◆ Given instruction:
Images should be left out, and everything else in the listing reproduced exactly.

◆ Data records:
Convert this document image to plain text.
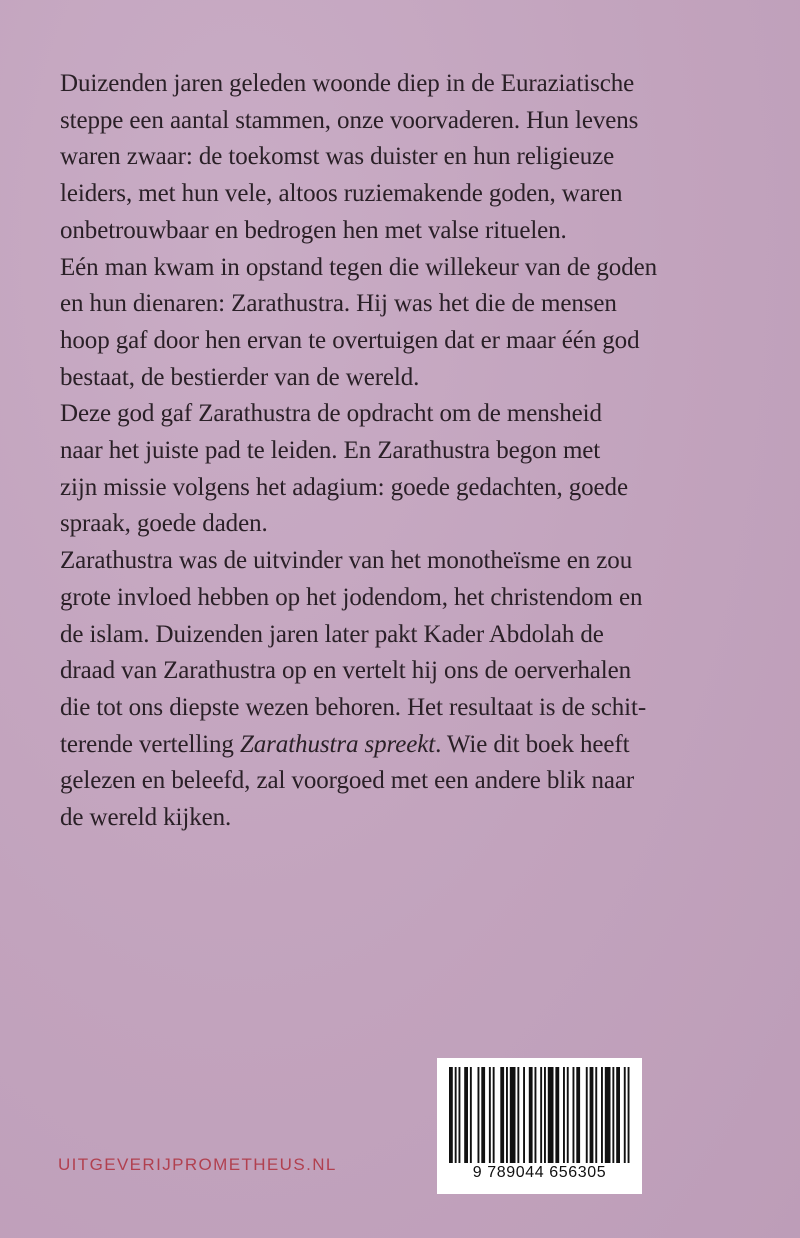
Duizenden jaren geleden woonde diep in de Euraziatische
steppe een aantal stammen, onze voorvaderen. Hun levens
waren zwaar: de toekomst was duister en hun religieuze
leiders, met hun vele, altoos ruziemakende goden, waren
onbetrouwbaar en bedrogen hen met valse rituelen.
Eén man kwam in opstand tegen die willekeur van de goden
en hun dienaren: Zarathustra. Hij was het die de mensen
hoop gaf door hen ervan te overtuigen dat er maar één god
bestaat, de bestierder van de wereld.
Deze god gaf Zarathustra de opdracht om de mensheid
naar het juiste pad te leiden. En Zarathustra begon met
zijn missie volgens het adagium: goede gedachten, goede
spraak, goede daden.
Zarathustra was de uitvinder van het monotheïsme en zou
grote invloed hebben op het jodendom, het christendom en
de islam. Duizenden jaren later pakt Kader Abdolah de
draad van Zarathustra op en vertelt hij ons de oerverhalen
die tot ons diepste wezen behoren. Het resultaat is de schit-
terende vertelling Zarathustra spreekt. Wie dit boek heeft
gelezen en beleefd, zal voorgoed met een andere blik naar
de wereld kijken.
UITGEVERIJPROMETHEUS.NL	9 789044 656305
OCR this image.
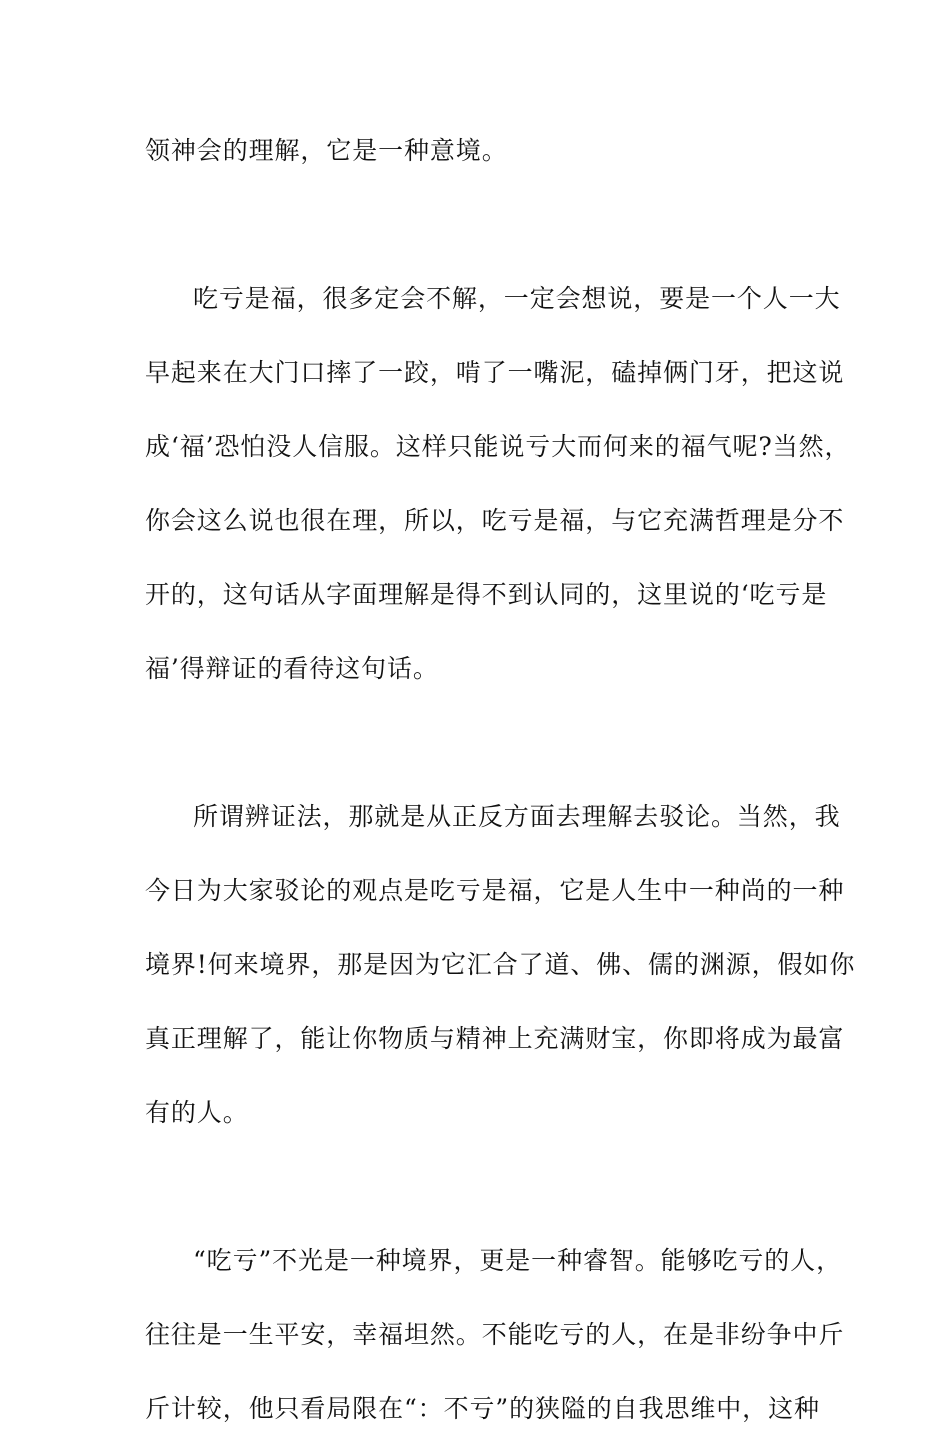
领神会的理解，它是一种意境。
吃亏是福，很多定会不解，一定会想说，要是一个人一大
早起来在大门口摔了一跤，啃了一嘴泥，磕掉俩门牙，把这说
成‘福’恐怕没人信服。这样只能说亏大而何来的福气呢?当然，
你会这么说也很在理，所以，吃亏是福，与它充满哲理是分不
开的，这句话从字面理解是得不到认同的，这里说的‘吃亏是
福’得辩证的看待这句话。
所谓辨证法，那就是从正反方面去理解去驳论。当然，我
今日为大家驳论的观点是吃亏是福，它是人生中一种尚的一种
境界!何来境界，那是因为它汇合了道、佛、儒的渊源，假如你
真正理解了，能让你物质与精神上充满财宝，你即将成为最富
有的人。
“吃亏”不光是一种境界，更是一种睿智。能够吃亏的人，
往往是一生平安，幸福坦然。不能吃亏的人，在是非纷争中斤
斤计较，他只看局限在“：不亏”的狭隘的自我思维中，这种
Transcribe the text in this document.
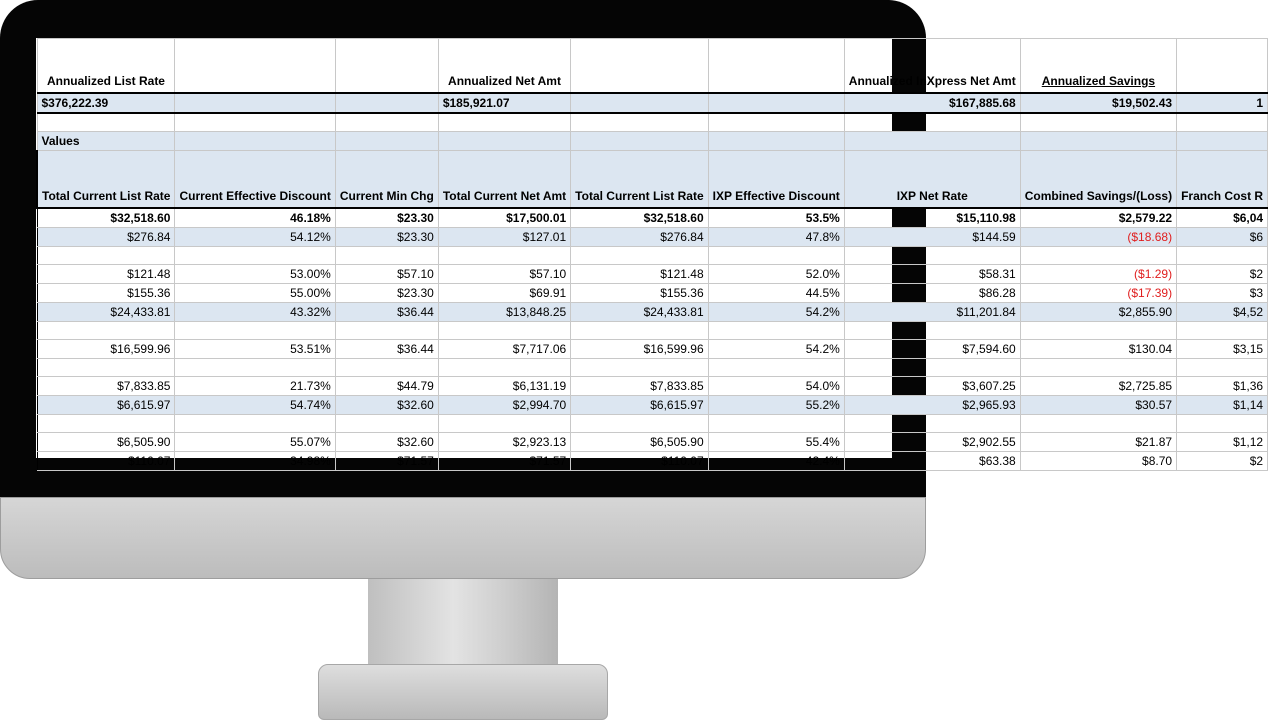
Annualized List Rate			Annualized Net Amt			Annualized InXpress Net Amt	Annualized Savings	
$376,222.39			$185,921.07			$167,885.68	$19,502.43	1

Values								
Total Current List Rate	Current Effective Discount	Current Min Chg	Total Current Net Amt	Total Current List Rate	IXP Effective Discount	IXP Net Rate	Combined Savings/(Loss)	Franch Cost R
$32,518.60	46.18%	$23.30	$17,500.01	$32,518.60	53.5%	$15,110.98	$2,579.22	$6,04
$276.84	54.12%	$23.30	$127.01	$276.84	47.8%	$144.59	($18.68)	$6

$121.48	53.00%	$57.10	$57.10	$121.48	52.0%	$58.31	($1.29)	$2
$155.36	55.00%	$23.30	$69.91	$155.36	44.5%	$86.28	($17.39)	$3
$24,433.81	43.32%	$36.44	$13,848.25	$24,433.81	54.2%	$11,201.84	$2,855.90	$4,52

$16,599.96	53.51%	$36.44	$7,717.06	$16,599.96	54.2%	$7,594.60	$130.04	$3,15

$7,833.85	21.73%	$44.79	$6,131.19	$7,833.85	54.0%	$3,607.25	$2,725.85	$1,36
$6,615.97	54.74%	$32.60	$2,994.70	$6,615.97	55.2%	$2,965.93	$30.57	$1,14

$6,505.90	55.07%	$32.60	$2,923.13	$6,505.90	55.4%	$2,902.55	$21.87	$1,12
$110.07	34.98%	$71.57	$71.57	$110.07	42.4%	$63.38	$8.70	$2
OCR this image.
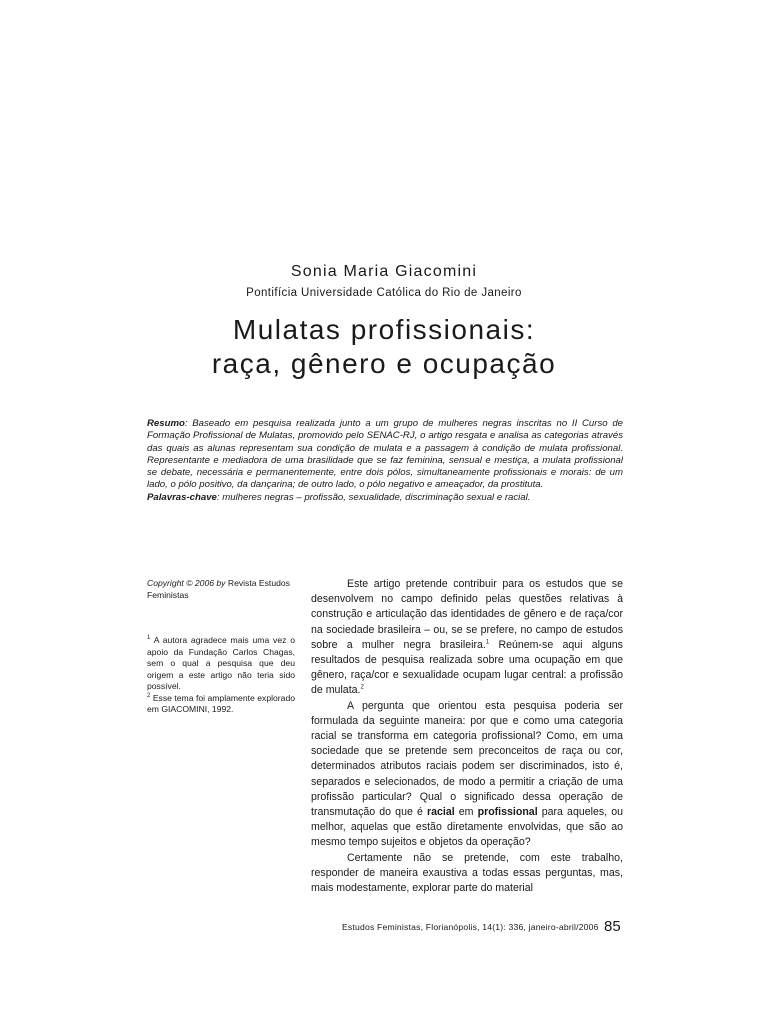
Sonia Maria Giacomini
Pontifícia Universidade Católica do Rio de Janeiro
Mulatas profissionais:
raça, gênero e ocupação

Resumo: Baseado em pesquisa realizada junto a um grupo de mulheres negras inscritas no II Curso de Formação Profissional de Mulatas, promovido pelo SENAC-RJ, o artigo resgata e analisa as categorias através das quais as alunas representam sua condição de mulata e a passagem à condição de mulata profissional. Representante e mediadora de uma brasilidade que se faz feminina, sensual e mestiça, a mulata profissional se debate, necessária e permanentemente, entre dois pólos, simultaneamente profissionais e morais: de um lado, o pólo positivo, da dançarina; de outro lado, o pólo negativo e ameaçador, da prostituta.

Palavras-chave: mulheres negras – profissão, sexualidade, discriminação sexual e racial.

Copyright © 2006 by Revista Estudos Feministas

$^1$ A autora agradece mais uma vez o apoio da Fundação Carlos Chagas, sem o qual a pesquisa que deu origem a este artigo não teria sido possível.

$^2$ Esse tema foi amplamente explorado em GIACOMINI, 1992.

Este artigo pretende contribuir para os estudos que se desenvolvem no campo definido pelas questões relativas à construção e articulação das identidades de gênero e de raça/cor na sociedade brasileira – ou, se se prefere, no campo de estudos sobre a mulher negra brasileira.$^1$ Reúnem-se aqui alguns resultados de pesquisa realizada sobre uma ocupação em que gênero, raça/cor e sexualidade ocupam lugar central: a profissão de mulata.$^2$

A pergunta que orientou esta pesquisa poderia ser formulada da seguinte maneira: por que e como uma categoria racial se transforma em categoria profissional? Como, em uma sociedade que se pretende sem preconceitos de raça ou cor, determinados atributos raciais podem ser discriminados, isto é, separados e selecionados, de modo a permitir a criação de uma profissão particular? Qual o significado dessa operação de transmutação do que é racial em profissional para aqueles, ou melhor, aquelas que estão diretamente envolvidas, que são ao mesmo tempo sujeitos e objetos da operação?

Certamente não se pretende, com este trabalho, responder de maneira exaustiva a todas essas perguntas, mas, mais modestamente, explorar parte do material

Estudos Feministas, Florianópolis, 14(1): 336, janeiro-abril/2006 85
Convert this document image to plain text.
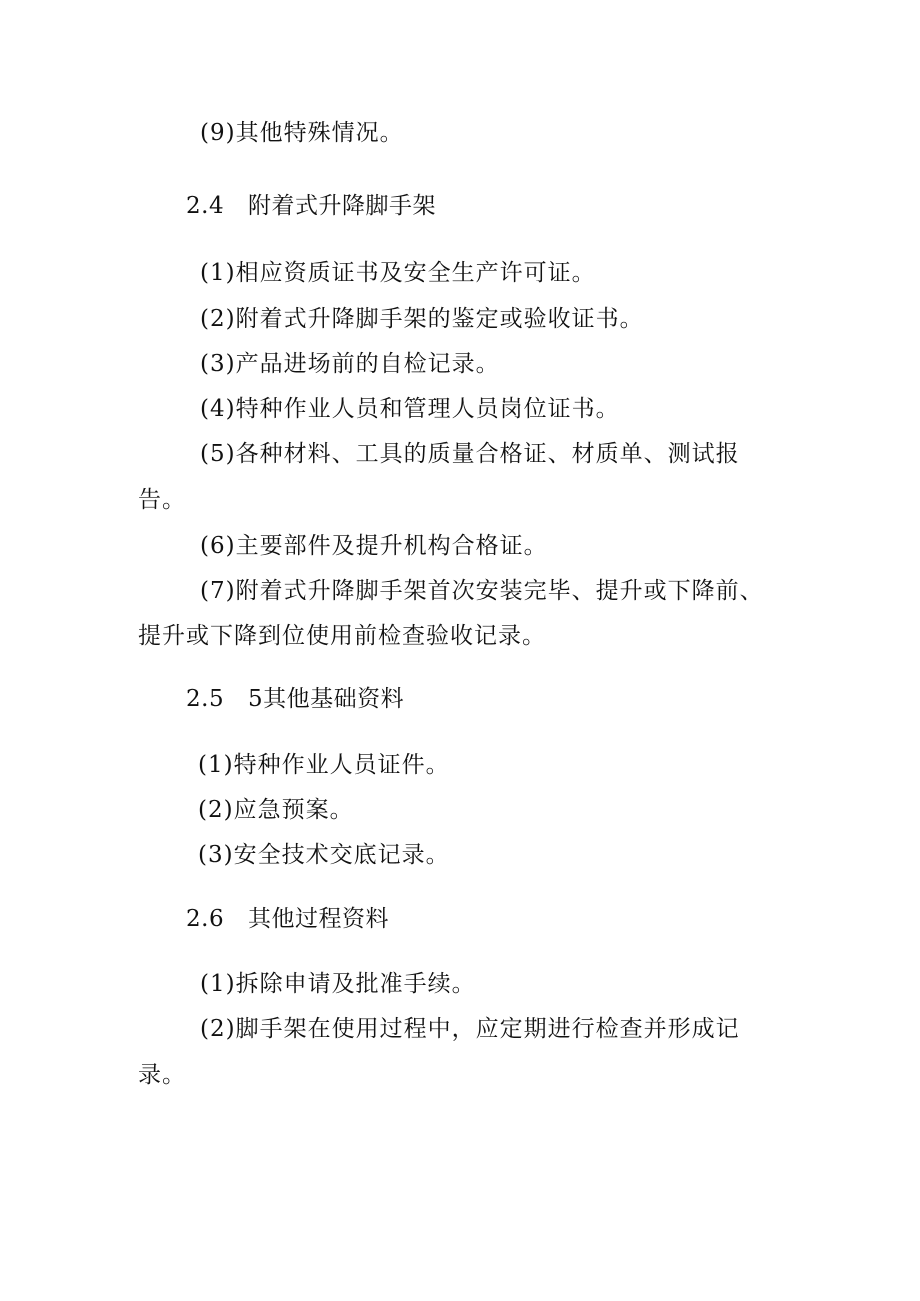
(9)其他特殊情况。
2.4 附着式升降脚手架
(1)相应资质证书及安全生产许可证。
(2)附着式升降脚手架的鉴定或验收证书。
(3)产品进场前的自检记录。
(4)特种作业人员和管理人员岗位证书。
(5)各种材料、工具的质量合格证、材质单、测试报
告。
(6)主要部件及提升机构合格证。
(7)附着式升降脚手架首次安装完毕、提升或下降前、
提升或下降到位使用前检查验收记录。
2.5 5其他基础资料
(1)特种作业人员证件。
(2)应急预案。
(3)安全技术交底记录。
2.6 其他过程资料
(1)拆除申请及批准手续。
(2)脚手架在使用过程中，应定期进行检查并形成记
录。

◆ The reply:
Convert this document image to plain text.
Duizenden jaren geleden woonde diep in de Euraziatische
steppe een aantal stammen, onze voorvaderen. Hun levens
waren zwaar: de toekomst was duister en hun religieuze
leiders, met hun vele, altoos ruziemakende goden, waren
onbetrouwbaar en bedrogen hen met valse rituelen.
Eén man kwam in opstand tegen die willekeur van de goden
en hun dienaren: Zarathustra. Hij was het die de mensen
hoop gaf door hen ervan te overtuigen dat er maar één god
bestaat, de bestierder van de wereld.
Deze god gaf Zarathustra de opdracht om de mensheid
naar het juiste pad te leiden. En Zarathustra begon met
zijn missie volgens het adagium: goede gedachten, goede
spraak, goede daden.
Zarathustra was de uitvinder van het monotheïsme en zou
grote invloed hebben op het jodendom, het christendom en
de islam. Duizenden jaren later pakt Kader Abdolah de
draad van Zarathustra op en vertelt hij ons de oerverhalen
die tot ons diepste wezen behoren. Het resultaat is de schit-
terende vertelling Zarathustra spreekt. Wie dit boek heeft
gelezen en beleefd, zal voorgoed met een andere blik naar
de wereld kijken.
UITGEVERIJPROMETHEUS.NL	9 789044 656305
OCR this image.
领神会的理解，它是一种意境。
吃亏是福，很多定会不解，一定会想说，要是一个人一大
早起来在大门口摔了一跤，啃了一嘴泥，磕掉俩门牙，把这说
成‘福’恐怕没人信服。这样只能说亏大而何来的福气呢?当然，
你会这么说也很在理，所以，吃亏是福，与它充满哲理是分不
开的，这句话从字面理解是得不到认同的，这里说的‘吃亏是
福’得辩证的看待这句话。
所谓辨证法，那就是从正反方面去理解去驳论。当然，我
今日为大家驳论的观点是吃亏是福，它是人生中一种尚的一种
境界!何来境界，那是因为它汇合了道、佛、儒的渊源，假如你
真正理解了，能让你物质与精神上充满财宝，你即将成为最富
有的人。
“吃亏”不光是一种境界，更是一种睿智。能够吃亏的人，
往往是一生平安，幸福坦然。不能吃亏的人，在是非纷争中斤
斤计较，他只看局限在“：不亏”的狭隘的自我思维中，这种
Transcribe the text in this document.
Annualized List Rate			Annualized Net Amt			Annualized InXpress Net Amt	Annualized Savings	
$376,222.39			$185,921.07			$167,885.68	$19,502.43	1

Values								
Total Current List Rate	Current Effective Discount	Current Min Chg	Total Current Net Amt	Total Current List Rate	IXP Effective Discount	IXP Net Rate	Combined Savings/(Loss)	Franch Cost R
$32,518.60	46.18%	$23.30	$17,500.01	$32,518.60	53.5%	$15,110.98	$2,579.22	$6,04
$276.84	54.12%	$23.30	$127.01	$276.84	47.8%	$144.59	($18.68)	$6

$121.48	53.00%	$57.10	$57.10	$121.48	52.0%	$58.31	($1.29)	$2
$155.36	55.00%	$23.30	$69.91	$155.36	44.5%	$86.28	($17.39)	$3
$24,433.81	43.32%	$36.44	$13,848.25	$24,433.81	54.2%	$11,201.84	$2,855.90	$4,52

$16,599.96	53.51%	$36.44	$7,717.06	$16,599.96	54.2%	$7,594.60	$130.04	$3,15

$7,833.85	21.73%	$44.79	$6,131.19	$7,833.85	54.0%	$3,607.25	$2,725.85	$1,36
$6,615.97	54.74%	$32.60	$2,994.70	$6,615.97	55.2%	$2,965.93	$30.57	$1,14

$6,505.90	55.07%	$32.60	$2,923.13	$6,505.90	55.4%	$2,902.55	$21.87	$1,12
$110.07	34.98%	$71.57	$71.57	$110.07	42.4%	$63.38	$8.70	$2
OCR this image.
Sonia Maria Giacomini
Pontifícia Universidade Católica do Rio de Janeiro
Mulatas profissionais:
raça, gênero e ocupação

Resumo: Baseado em pesquisa realizada junto a um grupo de mulheres negras inscritas no II Curso de Formação Profissional de Mulatas, promovido pelo SENAC-RJ, o artigo resgata e analisa as categorias através das quais as alunas representam sua condição de mulata e a passagem à condição de mulata profissional. Representante e mediadora de uma brasilidade que se faz feminina, sensual e mestiça, a mulata profissional se debate, necessária e permanentemente, entre dois pólos, simultaneamente profissionais e morais: de um lado, o pólo positivo, da dançarina; de outro lado, o pólo negativo e ameaçador, da prostituta.

Palavras-chave: mulheres negras – profissão, sexualidade, discriminação sexual e racial.

Copyright © 2006 by Revista Estudos Feministas

$^1$ A autora agradece mais uma vez o apoio da Fundação Carlos Chagas, sem o qual a pesquisa que deu origem a este artigo não teria sido possível.

$^2$ Esse tema foi amplamente explorado em GIACOMINI, 1992.

Este artigo pretende contribuir para os estudos que se desenvolvem no campo definido pelas questões relativas à construção e articulação das identidades de gênero e de raça/cor na sociedade brasileira – ou, se se prefere, no campo de estudos sobre a mulher negra brasileira.$^1$ Reúnem-se aqui alguns resultados de pesquisa realizada sobre uma ocupação em que gênero, raça/cor e sexualidade ocupam lugar central: a profissão de mulata.$^2$

A pergunta que orientou esta pesquisa poderia ser formulada da seguinte maneira: por que e como uma categoria racial se transforma em categoria profissional? Como, em uma sociedade que se pretende sem preconceitos de raça ou cor, determinados atributos raciais podem ser discriminados, isto é, separados e selecionados, de modo a permitir a criação de uma profissão particular? Qual o significado dessa operação de transmutação do que é racial em profissional para aqueles, ou melhor, aquelas que estão diretamente envolvidas, que são ao mesmo tempo sujeitos e objetos da operação?

Certamente não se pretende, com este trabalho, responder de maneira exaustiva a todas essas perguntas, mas, mais modestamente, explorar parte do material

Estudos Feministas, Florianópolis, 14(1): 336, janeiro-abril/2006 85
Convert this document image to plain text.
(9)其他特殊情况。
2.4 附着式升降脚手架
(1)相应资质证书及安全生产许可证。
(2)附着式升降脚手架的鉴定或验收证书。
(3)产品进场前的自检记录。
(4)特种作业人员和管理人员岗位证书。
(5)各种材料、工具的质量合格证、材质单、测试报
告。
(6)主要部件及提升机构合格证。
(7)附着式升降脚手架首次安装完毕、提升或下降前、
提升或下降到位使用前检查验收记录。
2.5 5其他基础资料
(1)特种作业人员证件。
(2)应急预案。
(3)安全技术交底记录。
2.6 其他过程资料
(1)拆除申请及批准手续。
(2)脚手架在使用过程中，应定期进行检查并形成记
录。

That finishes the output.